### [STATED GOAL]
In the copy, keep every record exact and leave out all images.
==== RECORDS FOR THIS TASK ====
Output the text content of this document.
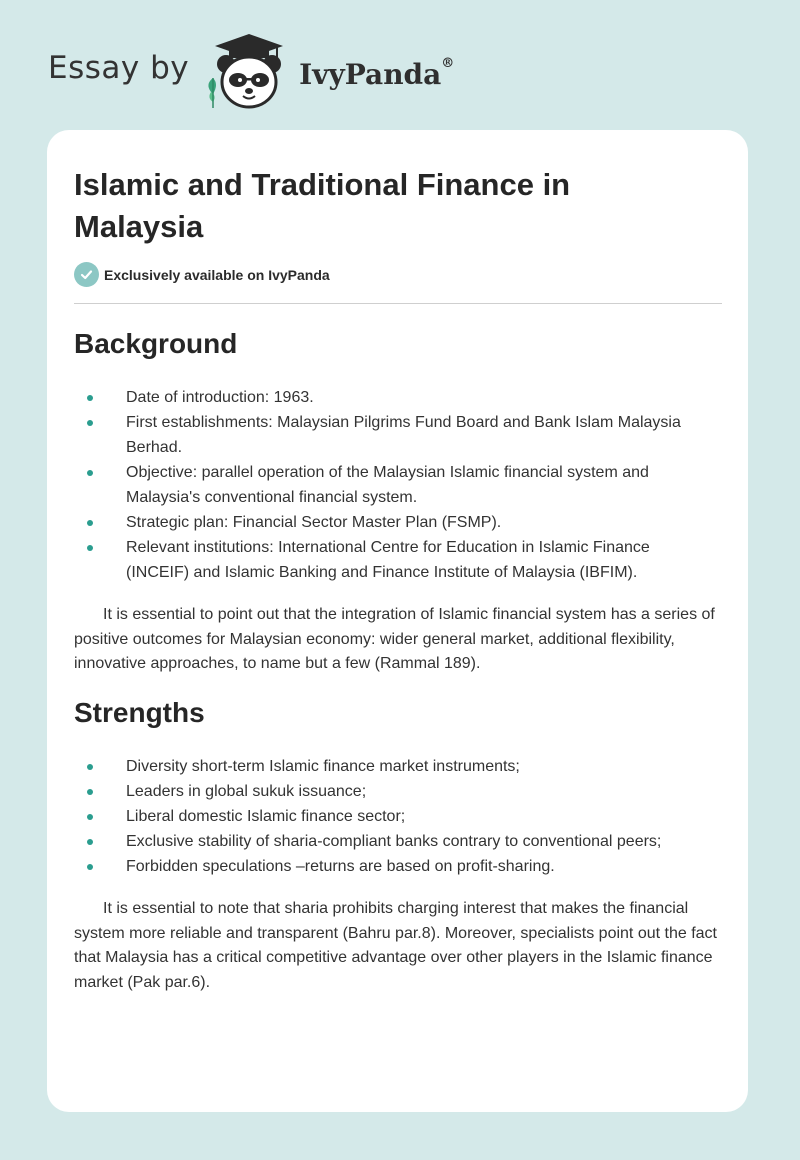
Essay by	IvyPanda®
Islamic and Traditional Finance in Malaysia
Exclusively available on IvyPanda
Background
Date of introduction: 1963.
First establishments: Malaysian Pilgrims Fund Board and Bank Islam Malaysia Berhad.
Objective: parallel operation of the Malaysian Islamic financial system and Malaysia's conventional financial system.
Strategic plan: Financial Sector Master Plan (FSMP).
Relevant institutions: International Centre for Education in Islamic Finance (INCEIF) and Islamic Banking and Finance Institute of Malaysia (IBFIM).

It is essential to point out that the integration of Islamic financial system has a series of positive outcomes for Malaysian economy: wider general market, additional flexibility, innovative approaches, to name but a few (Rammal 189).

Strengths
Diversity short-term Islamic finance market instruments;
Leaders in global sukuk issuance;
Liberal domestic Islamic finance sector;
Exclusive stability of sharia-compliant banks contrary to conventional peers;
Forbidden speculations –returns are based on profit-sharing.

It is essential to note that sharia prohibits charging interest that makes the financial system more reliable and transparent (Bahru par.8). Moreover, specialists point out the fact that Malaysia has a critical competitive advantage over other players in the Islamic finance market (Pak par.6).
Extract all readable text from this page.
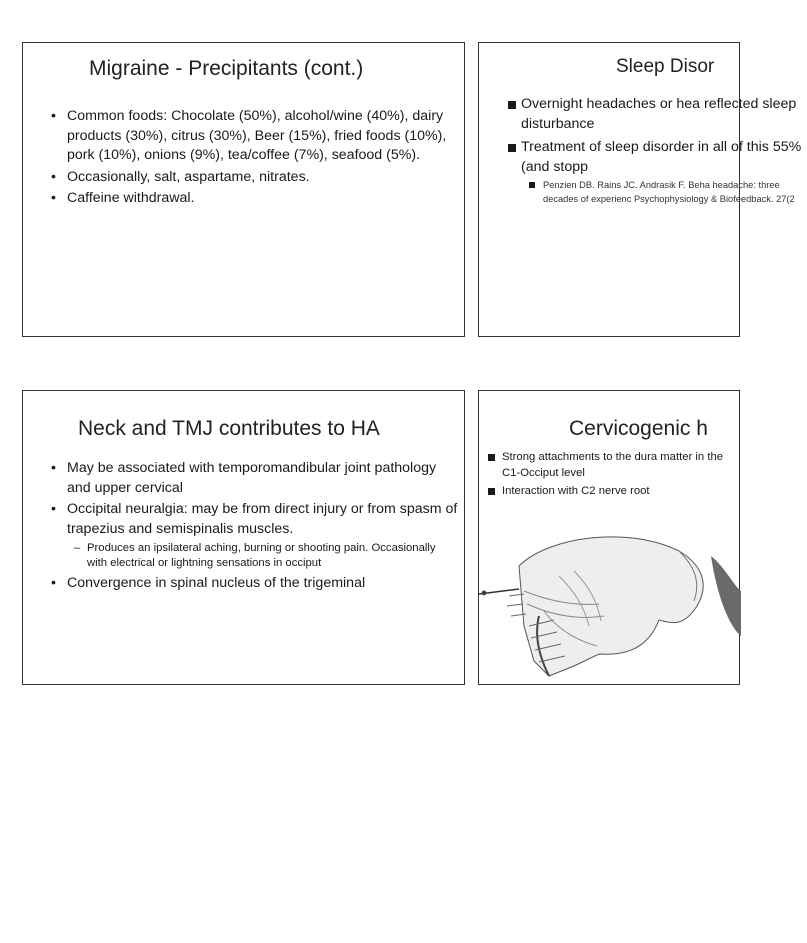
Migraine - Precipitants (cont.)
• Common foods: Chocolate (50%), alcohol/wine (40%), dairy products (30%), citrus (30%), Beer (15%), fried foods (10%), pork (10%), onions (9%), tea/coffee (7%), seafood (5%).
• Occasionally, salt, aspartame, nitrates.
• Caffeine withdrawal.
Sleep Disor
Overnight headaches or hea reflected sleep disturbance
Treatment of sleep disorder in all of this 55% (and stopp
Penzien DB. Rains JC. Andrasik F. Beha headache: three decades of experienc Psychophysiology & Biofeedback. 27(2
Neck and TMJ contributes to HA
• May be associated with temporomandibular joint pathology and upper cervical
• Occipital neuralgia: may be from direct injury or from spasm of trapezius and semispinalis muscles.
– Produces an ipsilateral aching, burning or shooting pain. Occasionally with electrical or lightning sensations in occiput
• Convergence in spinal nucleus of the trigeminal
Cervicogenic h
Strong attachments to the dura matter in the C1-Occiput level
Interaction with C2 nerve root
====
### [THE SOLUTION]
Output the text content of this document.
Essay by	IvyPanda®
Islamic and Traditional Finance in Malaysia
Exclusively available on IvyPanda
Background
Date of introduction: 1963.
First establishments: Malaysian Pilgrims Fund Board and Bank Islam Malaysia Berhad.
Objective: parallel operation of the Malaysian Islamic financial system and Malaysia's conventional financial system.
Strategic plan: Financial Sector Master Plan (FSMP).
Relevant institutions: International Centre for Education in Islamic Finance (INCEIF) and Islamic Banking and Finance Institute of Malaysia (IBFIM).

It is essential to point out that the integration of Islamic financial system has a series of positive outcomes for Malaysian economy: wider general market, additional flexibility, innovative approaches, to name but a few (Rammal 189).

Strengths
Diversity short-term Islamic finance market instruments;
Leaders in global sukuk issuance;
Liberal domestic Islamic finance sector;
Exclusive stability of sharia-compliant banks contrary to conventional peers;
Forbidden speculations –returns are based on profit-sharing.

It is essential to note that sharia prohibits charging interest that makes the financial system more reliable and transparent (Bahru par.8). Moreover, specialists point out the fact that Malaysia has a critical competitive advantage over other players in the Islamic finance market (Pak par.6).
Extract all readable text from this page.
Migraine - Precipitants (cont.)
• Common foods: Chocolate (50%), alcohol/wine (40%), dairy products (30%), citrus (30%), Beer (15%), fried foods (10%), pork (10%), onions (9%), tea/coffee (7%), seafood (5%).
• Occasionally, salt, aspartame, nitrates.
• Caffeine withdrawal.
Sleep Disor
Overnight headaches or hea reflected sleep disturbance
Treatment of sleep disorder in all of this 55% (and stopp
Penzien DB. Rains JC. Andrasik F. Beha headache: three decades of experienc Psychophysiology & Biofeedback. 27(2
Neck and TMJ contributes to HA
• May be associated with temporomandibular joint pathology and upper cervical
• Occipital neuralgia: may be from direct injury or from spasm of trapezius and semispinalis muscles.
– Produces an ipsilateral aching, burning or shooting pain. Occasionally with electrical or lightning sensations in occiput
• Convergence in spinal nucleus of the trigeminal
Cervicogenic h
Strong attachments to the dura matter in the C1-Occiput level
Interaction with C2 nerve root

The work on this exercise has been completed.